Exercise:
Report the count of lines holding "valcové" in the records, with no other words.

Supplied material:
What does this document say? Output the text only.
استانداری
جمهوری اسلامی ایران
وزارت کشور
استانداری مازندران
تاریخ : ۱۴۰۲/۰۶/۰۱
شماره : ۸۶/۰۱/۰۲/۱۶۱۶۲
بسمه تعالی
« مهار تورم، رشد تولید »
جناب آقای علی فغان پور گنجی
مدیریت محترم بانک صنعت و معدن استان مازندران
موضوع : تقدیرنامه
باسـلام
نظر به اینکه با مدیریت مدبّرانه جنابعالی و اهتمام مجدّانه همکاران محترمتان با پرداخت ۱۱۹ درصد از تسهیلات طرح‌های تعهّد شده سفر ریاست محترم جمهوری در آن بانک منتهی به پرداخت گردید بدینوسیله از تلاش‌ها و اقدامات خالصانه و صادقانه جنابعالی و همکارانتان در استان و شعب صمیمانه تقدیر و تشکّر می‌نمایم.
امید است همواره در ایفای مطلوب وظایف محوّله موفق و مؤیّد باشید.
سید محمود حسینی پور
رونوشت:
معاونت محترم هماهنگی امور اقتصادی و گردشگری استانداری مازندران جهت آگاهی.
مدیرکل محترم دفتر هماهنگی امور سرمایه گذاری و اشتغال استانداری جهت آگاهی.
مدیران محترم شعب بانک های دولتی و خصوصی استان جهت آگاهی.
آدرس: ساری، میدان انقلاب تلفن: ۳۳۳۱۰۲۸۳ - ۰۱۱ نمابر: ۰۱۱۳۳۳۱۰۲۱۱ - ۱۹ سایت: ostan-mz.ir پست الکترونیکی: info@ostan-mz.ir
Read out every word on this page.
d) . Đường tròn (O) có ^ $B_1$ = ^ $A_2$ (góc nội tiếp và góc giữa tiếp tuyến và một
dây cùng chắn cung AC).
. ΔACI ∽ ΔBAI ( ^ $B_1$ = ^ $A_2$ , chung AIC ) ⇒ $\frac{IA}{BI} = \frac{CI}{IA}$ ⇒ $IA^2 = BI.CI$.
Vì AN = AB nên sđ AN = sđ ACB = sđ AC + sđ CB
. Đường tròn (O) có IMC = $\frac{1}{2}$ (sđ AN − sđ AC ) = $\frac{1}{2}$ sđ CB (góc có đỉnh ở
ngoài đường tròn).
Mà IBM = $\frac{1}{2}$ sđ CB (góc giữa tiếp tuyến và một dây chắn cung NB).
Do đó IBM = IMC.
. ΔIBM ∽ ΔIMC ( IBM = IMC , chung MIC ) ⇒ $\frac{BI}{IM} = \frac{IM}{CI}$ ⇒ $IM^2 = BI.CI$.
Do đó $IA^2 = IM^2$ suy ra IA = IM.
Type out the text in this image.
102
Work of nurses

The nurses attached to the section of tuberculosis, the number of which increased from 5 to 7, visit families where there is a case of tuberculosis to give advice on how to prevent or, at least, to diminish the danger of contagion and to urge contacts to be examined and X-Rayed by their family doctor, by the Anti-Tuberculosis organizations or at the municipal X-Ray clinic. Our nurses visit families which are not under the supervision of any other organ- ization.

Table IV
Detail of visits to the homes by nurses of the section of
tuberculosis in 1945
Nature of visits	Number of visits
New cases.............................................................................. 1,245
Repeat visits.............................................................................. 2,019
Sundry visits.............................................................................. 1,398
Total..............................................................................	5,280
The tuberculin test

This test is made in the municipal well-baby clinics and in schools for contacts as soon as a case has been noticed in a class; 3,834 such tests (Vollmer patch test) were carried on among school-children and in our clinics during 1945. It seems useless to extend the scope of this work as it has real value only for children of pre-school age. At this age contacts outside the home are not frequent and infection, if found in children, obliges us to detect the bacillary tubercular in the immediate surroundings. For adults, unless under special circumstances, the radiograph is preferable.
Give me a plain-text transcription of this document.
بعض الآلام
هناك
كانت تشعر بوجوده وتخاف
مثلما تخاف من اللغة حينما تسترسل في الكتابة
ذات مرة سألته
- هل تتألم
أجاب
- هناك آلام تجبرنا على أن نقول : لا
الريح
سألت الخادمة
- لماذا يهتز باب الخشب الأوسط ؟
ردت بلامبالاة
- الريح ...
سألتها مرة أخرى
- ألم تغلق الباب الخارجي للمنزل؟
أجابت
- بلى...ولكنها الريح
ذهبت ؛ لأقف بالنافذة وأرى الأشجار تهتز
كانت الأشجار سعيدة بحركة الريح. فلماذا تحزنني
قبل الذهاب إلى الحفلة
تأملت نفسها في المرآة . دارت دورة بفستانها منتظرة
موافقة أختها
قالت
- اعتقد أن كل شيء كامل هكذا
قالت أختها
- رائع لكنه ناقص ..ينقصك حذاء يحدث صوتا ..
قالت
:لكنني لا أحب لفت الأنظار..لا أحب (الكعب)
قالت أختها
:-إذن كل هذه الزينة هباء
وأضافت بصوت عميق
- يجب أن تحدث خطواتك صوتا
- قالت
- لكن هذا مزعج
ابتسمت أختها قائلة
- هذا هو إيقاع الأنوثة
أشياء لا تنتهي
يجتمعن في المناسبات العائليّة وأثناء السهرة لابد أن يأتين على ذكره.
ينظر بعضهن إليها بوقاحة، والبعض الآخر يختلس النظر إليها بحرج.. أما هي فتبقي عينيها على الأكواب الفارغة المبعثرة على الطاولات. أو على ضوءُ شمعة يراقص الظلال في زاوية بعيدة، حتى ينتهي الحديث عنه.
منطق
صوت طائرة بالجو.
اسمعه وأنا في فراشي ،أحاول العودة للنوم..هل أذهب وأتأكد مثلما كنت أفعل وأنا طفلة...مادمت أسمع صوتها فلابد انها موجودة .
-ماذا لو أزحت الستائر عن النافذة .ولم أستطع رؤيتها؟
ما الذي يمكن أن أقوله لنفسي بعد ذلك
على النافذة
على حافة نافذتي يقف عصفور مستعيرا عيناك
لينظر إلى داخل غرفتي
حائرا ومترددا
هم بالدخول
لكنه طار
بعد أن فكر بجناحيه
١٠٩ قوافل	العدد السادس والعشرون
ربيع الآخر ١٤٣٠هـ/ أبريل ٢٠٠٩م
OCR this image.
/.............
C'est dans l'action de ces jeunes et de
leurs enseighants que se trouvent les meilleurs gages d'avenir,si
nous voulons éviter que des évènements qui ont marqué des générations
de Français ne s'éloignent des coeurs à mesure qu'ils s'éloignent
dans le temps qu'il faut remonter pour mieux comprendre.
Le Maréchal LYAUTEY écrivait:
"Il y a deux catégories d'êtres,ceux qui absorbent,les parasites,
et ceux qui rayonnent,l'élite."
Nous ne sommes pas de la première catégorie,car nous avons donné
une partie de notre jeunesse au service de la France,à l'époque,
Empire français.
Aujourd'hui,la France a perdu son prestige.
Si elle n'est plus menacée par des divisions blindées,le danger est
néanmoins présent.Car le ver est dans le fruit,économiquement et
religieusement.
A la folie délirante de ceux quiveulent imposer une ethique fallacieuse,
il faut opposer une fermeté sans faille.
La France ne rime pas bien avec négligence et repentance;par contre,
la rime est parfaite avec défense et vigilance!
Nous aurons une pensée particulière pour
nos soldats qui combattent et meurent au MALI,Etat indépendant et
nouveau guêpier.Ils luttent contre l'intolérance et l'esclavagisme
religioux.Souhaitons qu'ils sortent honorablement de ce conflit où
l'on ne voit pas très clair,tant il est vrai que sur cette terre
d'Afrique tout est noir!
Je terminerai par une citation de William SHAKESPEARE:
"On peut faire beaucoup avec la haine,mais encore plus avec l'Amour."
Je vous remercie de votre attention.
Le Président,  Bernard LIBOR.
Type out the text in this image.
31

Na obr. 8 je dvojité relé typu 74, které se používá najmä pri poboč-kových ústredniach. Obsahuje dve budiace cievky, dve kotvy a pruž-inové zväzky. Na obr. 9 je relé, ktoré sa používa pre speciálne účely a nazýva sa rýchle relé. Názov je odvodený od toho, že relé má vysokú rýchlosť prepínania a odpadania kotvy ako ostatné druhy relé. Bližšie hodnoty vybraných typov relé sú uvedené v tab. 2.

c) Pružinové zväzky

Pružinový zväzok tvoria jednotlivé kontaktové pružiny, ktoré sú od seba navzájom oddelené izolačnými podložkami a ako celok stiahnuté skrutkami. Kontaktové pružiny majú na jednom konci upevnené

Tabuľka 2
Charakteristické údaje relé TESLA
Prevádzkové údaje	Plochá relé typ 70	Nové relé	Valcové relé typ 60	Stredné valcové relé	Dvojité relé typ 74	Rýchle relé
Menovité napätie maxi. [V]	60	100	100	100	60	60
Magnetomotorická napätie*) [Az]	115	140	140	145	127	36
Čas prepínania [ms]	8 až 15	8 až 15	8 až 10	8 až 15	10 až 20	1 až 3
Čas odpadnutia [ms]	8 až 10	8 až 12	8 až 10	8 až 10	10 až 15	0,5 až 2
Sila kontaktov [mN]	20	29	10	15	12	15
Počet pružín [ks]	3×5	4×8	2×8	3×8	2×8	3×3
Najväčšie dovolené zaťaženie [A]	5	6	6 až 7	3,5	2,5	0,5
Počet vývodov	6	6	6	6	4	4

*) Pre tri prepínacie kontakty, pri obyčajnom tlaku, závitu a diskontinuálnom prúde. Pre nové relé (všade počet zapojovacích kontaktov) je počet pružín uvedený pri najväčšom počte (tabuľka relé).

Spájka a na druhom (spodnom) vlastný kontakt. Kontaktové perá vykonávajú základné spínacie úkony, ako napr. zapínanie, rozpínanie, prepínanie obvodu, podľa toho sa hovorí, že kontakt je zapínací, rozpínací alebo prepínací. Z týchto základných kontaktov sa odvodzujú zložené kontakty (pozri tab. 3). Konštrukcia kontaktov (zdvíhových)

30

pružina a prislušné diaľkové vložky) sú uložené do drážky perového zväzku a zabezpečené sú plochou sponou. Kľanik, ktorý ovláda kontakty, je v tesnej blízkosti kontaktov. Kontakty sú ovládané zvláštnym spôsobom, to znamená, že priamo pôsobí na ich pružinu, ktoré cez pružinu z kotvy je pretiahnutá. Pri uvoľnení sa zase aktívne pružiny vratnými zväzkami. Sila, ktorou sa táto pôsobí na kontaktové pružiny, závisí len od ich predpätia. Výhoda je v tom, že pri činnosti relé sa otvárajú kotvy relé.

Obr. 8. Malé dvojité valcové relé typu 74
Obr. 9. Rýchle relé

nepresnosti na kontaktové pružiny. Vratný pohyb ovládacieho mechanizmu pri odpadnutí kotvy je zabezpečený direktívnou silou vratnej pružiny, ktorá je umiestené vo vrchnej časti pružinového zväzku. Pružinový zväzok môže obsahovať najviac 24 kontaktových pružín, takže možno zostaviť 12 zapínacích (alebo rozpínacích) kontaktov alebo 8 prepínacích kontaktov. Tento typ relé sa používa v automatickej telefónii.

Worked answer:
2